(Entries taken from a collection)
________________________

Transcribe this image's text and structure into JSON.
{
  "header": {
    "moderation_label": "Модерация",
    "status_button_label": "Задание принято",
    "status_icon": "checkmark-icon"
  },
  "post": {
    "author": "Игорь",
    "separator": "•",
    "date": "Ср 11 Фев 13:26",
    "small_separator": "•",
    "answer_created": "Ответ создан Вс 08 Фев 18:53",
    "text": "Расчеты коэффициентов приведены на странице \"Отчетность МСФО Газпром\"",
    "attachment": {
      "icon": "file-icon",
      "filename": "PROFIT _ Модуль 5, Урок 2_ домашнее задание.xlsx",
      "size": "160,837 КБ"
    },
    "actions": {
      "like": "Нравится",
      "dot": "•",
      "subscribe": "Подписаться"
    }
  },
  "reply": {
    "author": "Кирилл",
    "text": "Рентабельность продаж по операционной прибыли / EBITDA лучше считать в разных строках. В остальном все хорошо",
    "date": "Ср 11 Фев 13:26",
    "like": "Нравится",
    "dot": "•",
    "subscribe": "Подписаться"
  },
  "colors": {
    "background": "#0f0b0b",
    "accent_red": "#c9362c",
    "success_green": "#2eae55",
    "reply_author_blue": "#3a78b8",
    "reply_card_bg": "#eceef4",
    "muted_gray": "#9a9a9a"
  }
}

________________________

Find the string "icon" in the entries above and return each line that holds it.

    "status_icon": "checkmark-icon"
      "icon": "file-icon",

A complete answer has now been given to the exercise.